▶ WORK INSTRUCTIONS: In how many lines of the data does the word "Market" appear? Give the number by itself.

▶ DATA PROVIDED:
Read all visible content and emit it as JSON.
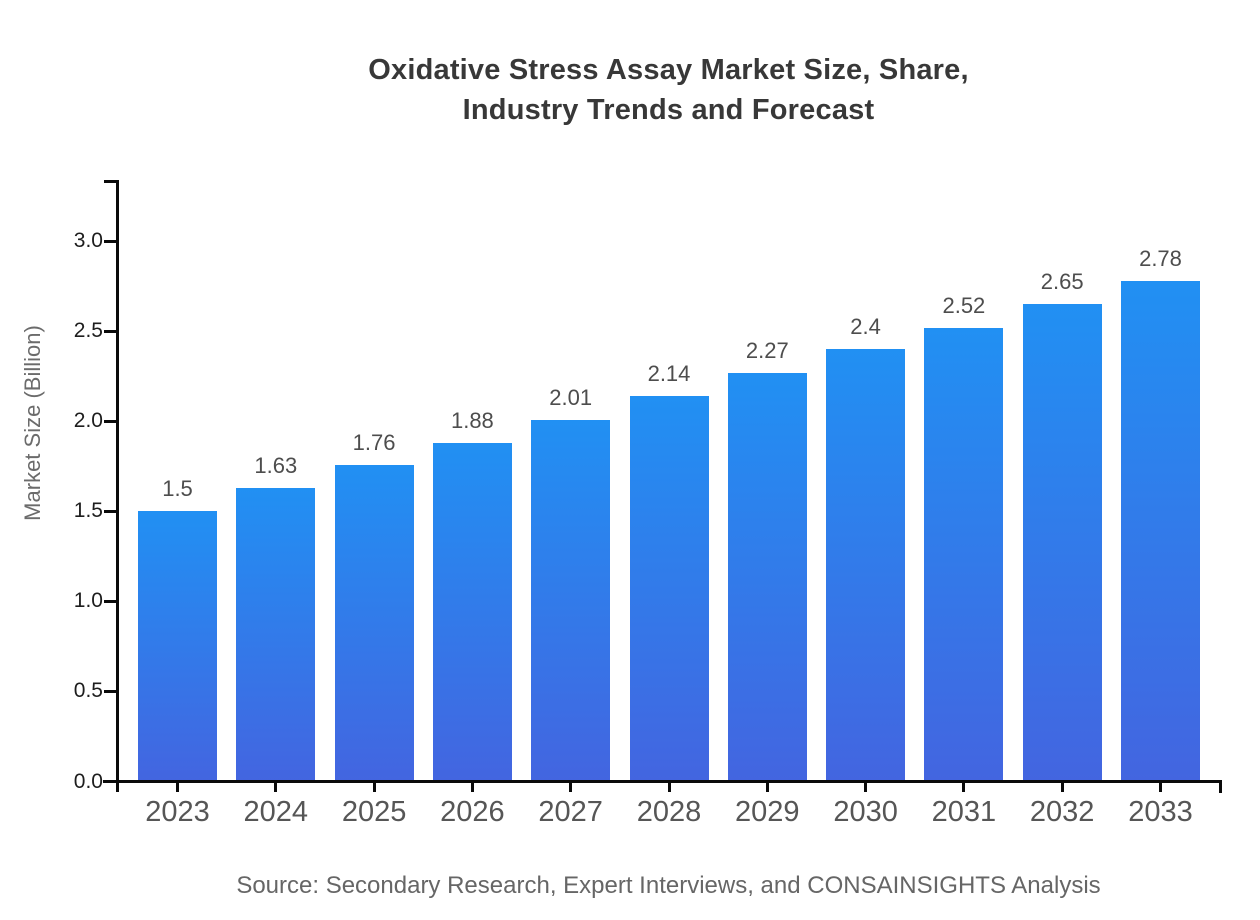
{
  "title": {
    "line1": "Oxidative Stress Assay Market Size, Share,",
    "line2": "Industry Trends and Forecast"
  },
  "chart_data": {
    "type": "bar",
    "title": "Oxidative Stress Assay Market Size, Share, Industry Trends and Forecast",
    "categories": [
      "2023",
      "2024",
      "2025",
      "2026",
      "2027",
      "2028",
      "2029",
      "2030",
      "2031",
      "2032",
      "2033"
    ],
    "values": [
      1.5,
      1.63,
      1.76,
      1.88,
      2.01,
      2.14,
      2.27,
      2.4,
      2.52,
      2.65,
      2.78
    ],
    "xlabel": "",
    "ylabel": "Market Size (Billion)",
    "ylim": [
      0,
      3.34
    ],
    "yticks": [
      "0.0",
      "0.5",
      "1.0",
      "1.5",
      "2.0",
      "2.5",
      "3.0"
    ],
    "grid": false,
    "legend": null,
    "bar_gradient_top": "#2190F3",
    "bar_gradient_bottom": "#4365E0"
  },
  "source_note": "Source: Secondary Research, Expert Interviews, and CONSAINSIGHTS Analysis",
  "colors": {
    "background": "#FFFFFF",
    "axis": "#0A0A0A",
    "title_text": "#383838",
    "y_tick_label": "#1D1D1D",
    "category_label": "#565656",
    "value_label": "#4D4D4D",
    "axis_title": "#6B6B6B",
    "source_text": "#666666"
  }
}
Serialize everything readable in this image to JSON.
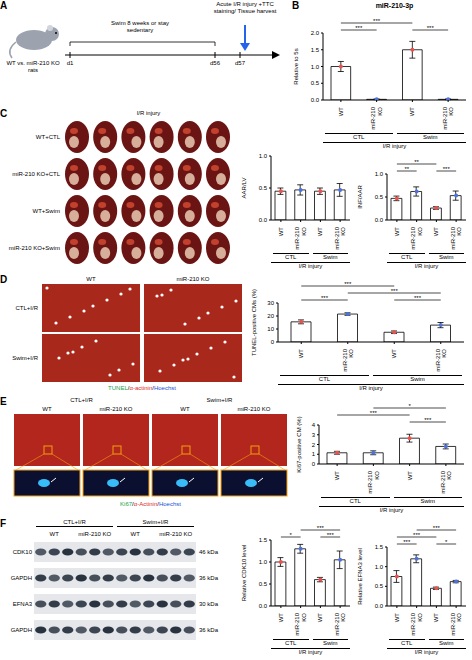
{
  "panels": {
    "A": {
      "letter": "A",
      "subject": "WT vs. miR-210 KO rats",
      "treatment": "Swim 8 weeks or stay sedentary",
      "endpoint": "Acute I/R injury +TTC staining/ Tissue harvest",
      "days": [
        "d1",
        "d56",
        "d57"
      ]
    },
    "C_images": {
      "letter": "C",
      "header": "I/R injury",
      "rows": [
        "WT+CTL",
        "miR-210 KO+CTL",
        "WT+Swim",
        "miR-210 KO+Swim"
      ]
    },
    "D_images": {
      "letter": "D",
      "columns": [
        "WT",
        "miR-210 KO"
      ],
      "rows": [
        "CTL+I/R",
        "Swim+I/R"
      ],
      "stain": [
        {
          "text": "TUNEL",
          "color": "#16a34a"
        },
        {
          "text": "/",
          "color": "#000000"
        },
        {
          "text": "α-actinin",
          "color": "#dc2626"
        },
        {
          "text": "/",
          "color": "#000000"
        },
        {
          "text": "Hoechst",
          "color": "#1d4ed8"
        }
      ]
    },
    "E_images": {
      "letter": "E",
      "conditions": [
        "CTL+I/R",
        "Swim+I/R"
      ],
      "genotypes": [
        "WT",
        "miR-210 KO"
      ],
      "stain": [
        {
          "text": "Ki67",
          "color": "#16a34a"
        },
        {
          "text": "/",
          "color": "#000000"
        },
        {
          "text": "α-Actinin",
          "color": "#dc2626"
        },
        {
          "text": "/",
          "color": "#000000"
        },
        {
          "text": "Hoechst",
          "color": "#1d4ed8"
        }
      ]
    },
    "F_blot": {
      "letter": "F",
      "conditions": [
        "CTL+I/R",
        "Swim+I/R"
      ],
      "genotypes": [
        "WT",
        "miR-210 KO"
      ],
      "rows": [
        {
          "protein": "CDK10",
          "size": "46 kDa"
        },
        {
          "protein": "GAPDH",
          "size": "36 kDa"
        },
        {
          "protein": "EFNA3",
          "size": "30 kDa"
        },
        {
          "protein": "GAPDH",
          "size": "36 kDa"
        }
      ]
    }
  },
  "chart_data": [
    {
      "letter": "B",
      "type": "bar",
      "title": "miR-210-3p",
      "y_label": "Relative to 5s",
      "x_label": "I/R injury",
      "groups": [
        "CTL",
        "Swim"
      ],
      "categories": [
        "WT",
        "miR-210 KO",
        "WT",
        "miR-210 KO"
      ],
      "values": [
        1.0,
        0.02,
        1.5,
        0.02
      ],
      "errors": [
        0.15,
        0.01,
        0.25,
        0.01
      ],
      "colors": [
        "#e8534f",
        "#4f72d9",
        "#e8534f",
        "#4f72d9"
      ],
      "ylim": [
        0,
        2
      ],
      "yticks": [
        {
          "value": 0,
          "label": "0.0"
        },
        0.5,
        {
          "value": 1,
          "label": "1.0"
        },
        1.5,
        {
          "value": 2,
          "label": "2.0"
        }
      ],
      "significance": [
        {
          "from": 0,
          "to": 1,
          "label": "***"
        },
        {
          "from": 2,
          "to": 3,
          "label": "***"
        },
        {
          "from": 0,
          "to": 2,
          "label": "***"
        }
      ]
    },
    {
      "type": "bar",
      "y_label": "AAR/LV",
      "x_label": "I/R injury",
      "groups": [
        "CTL",
        "Swim"
      ],
      "categories": [
        "WT",
        "miR-210 KO",
        "WT",
        "miR-210 KO"
      ],
      "values": [
        0.45,
        0.47,
        0.45,
        0.47
      ],
      "errors": [
        0.05,
        0.08,
        0.05,
        0.1
      ],
      "colors": [
        "#e8534f",
        "#4f72d9",
        "#e8534f",
        "#4f72d9"
      ],
      "ylim": [
        0,
        1
      ],
      "yticks": [
        {
          "value": 0,
          "label": "0.0"
        },
        0.5,
        {
          "value": 1,
          "label": "1.0"
        }
      ],
      "significance": []
    },
    {
      "type": "bar",
      "y_label": "INF/AAR",
      "x_label": "I/R injury",
      "groups": [
        "CTL",
        "Swim"
      ],
      "categories": [
        "WT",
        "miR-210 KO",
        "WT",
        "miR-210 KO"
      ],
      "values": [
        0.47,
        0.62,
        0.26,
        0.53
      ],
      "errors": [
        0.05,
        0.1,
        0.03,
        0.1
      ],
      "colors": [
        "#e8534f",
        "#4f72d9",
        "#e8534f",
        "#4f72d9"
      ],
      "ylim": [
        0,
        1
      ],
      "yticks": [
        {
          "value": 0,
          "label": "0.0"
        },
        0.5,
        {
          "value": 1,
          "label": "1.0"
        }
      ],
      "significance": [
        {
          "from": 0,
          "to": 1,
          "label": "**"
        },
        {
          "from": 2,
          "to": 3,
          "label": "***"
        },
        {
          "from": 0,
          "to": 2,
          "label": "**"
        }
      ]
    },
    {
      "type": "bar",
      "y_label": "TUNEL-positive CMs (%)",
      "x_label": "I/R injury",
      "groups": [
        "CTL",
        "Swim"
      ],
      "categories": [
        "WT",
        "miR-210 KO",
        "WT",
        "miR-210 KO"
      ],
      "values": [
        15.5,
        21.5,
        7.5,
        13
      ],
      "errors": [
        1.5,
        1,
        1,
        2
      ],
      "colors": [
        "#e8534f",
        "#4f72d9",
        "#e8534f",
        "#4f72d9"
      ],
      "ylim": [
        0,
        30
      ],
      "yticks": [
        0,
        10,
        20,
        30
      ],
      "significance": [
        {
          "from": 0,
          "to": 1,
          "label": "***"
        },
        {
          "from": 2,
          "to": 3,
          "label": "***"
        },
        {
          "from": 1,
          "to": 3,
          "label": "***"
        },
        {
          "from": 0,
          "to": 2,
          "label": "***"
        }
      ]
    },
    {
      "type": "bar",
      "y_label": "Ki67-positive CM (%)",
      "x_label": "I/R injury",
      "groups": [
        "CTL",
        "Swim"
      ],
      "categories": [
        "WT",
        "miR-210 KO",
        "WT",
        "miR-210 KO"
      ],
      "values": [
        1.15,
        1.15,
        2.65,
        1.8
      ],
      "errors": [
        0.15,
        0.2,
        0.4,
        0.25
      ],
      "colors": [
        "#e8534f",
        "#4f72d9",
        "#e8534f",
        "#4f72d9"
      ],
      "ylim": [
        0,
        4
      ],
      "yticks": [
        0,
        1,
        2,
        3,
        4
      ],
      "significance": [
        {
          "from": 2,
          "to": 3,
          "label": "***"
        },
        {
          "from": 0,
          "to": 2,
          "label": "***"
        },
        {
          "from": 1,
          "to": 3,
          "label": "*"
        }
      ]
    },
    {
      "type": "bar",
      "y_label": "Relative CDK10 level",
      "x_label": "I/R injury",
      "groups": [
        "CTL",
        "Swim"
      ],
      "categories": [
        "WT",
        "miR-210 KO",
        "WT",
        "miR-210 KO"
      ],
      "values": [
        1.0,
        1.3,
        0.6,
        1.05
      ],
      "errors": [
        0.1,
        0.1,
        0.05,
        0.2
      ],
      "colors": [
        "#e8534f",
        "#4f72d9",
        "#e8534f",
        "#4f72d9"
      ],
      "ylim": [
        0,
        1.5
      ],
      "yticks": [
        {
          "value": 0,
          "label": "0.0"
        },
        0.5,
        {
          "value": 1,
          "label": "1.0"
        },
        1.5
      ],
      "significance": [
        {
          "from": 0,
          "to": 1,
          "label": "*"
        },
        {
          "from": 2,
          "to": 3,
          "label": "***"
        },
        {
          "from": 1,
          "to": 3,
          "label": "***"
        }
      ]
    },
    {
      "type": "bar",
      "y_label": "Relative EFNA3 level",
      "x_label": "I/R injury",
      "groups": [
        "CTL",
        "Swim"
      ],
      "categories": [
        "WT",
        "miR-210 KO",
        "WT",
        "miR-210 KO"
      ],
      "values": [
        0.75,
        1.2,
        0.45,
        0.62
      ],
      "errors": [
        0.15,
        0.1,
        0.03,
        0.03
      ],
      "colors": [
        "#e8534f",
        "#4f72d9",
        "#e8534f",
        "#4f72d9"
      ],
      "ylim": [
        0,
        1.5
      ],
      "yticks": [
        {
          "value": 0,
          "label": "0.0"
        },
        0.5,
        {
          "value": 1,
          "label": "1.0"
        },
        1.5
      ],
      "significance": [
        {
          "from": 0,
          "to": 1,
          "label": "***"
        },
        {
          "from": 2,
          "to": 3,
          "label": "*"
        },
        {
          "from": 0,
          "to": 2,
          "label": "***"
        },
        {
          "from": 1,
          "to": 3,
          "label": "***"
        }
      ]
    }
  ]
}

▶ RESPONSE TO THIS TASK: 3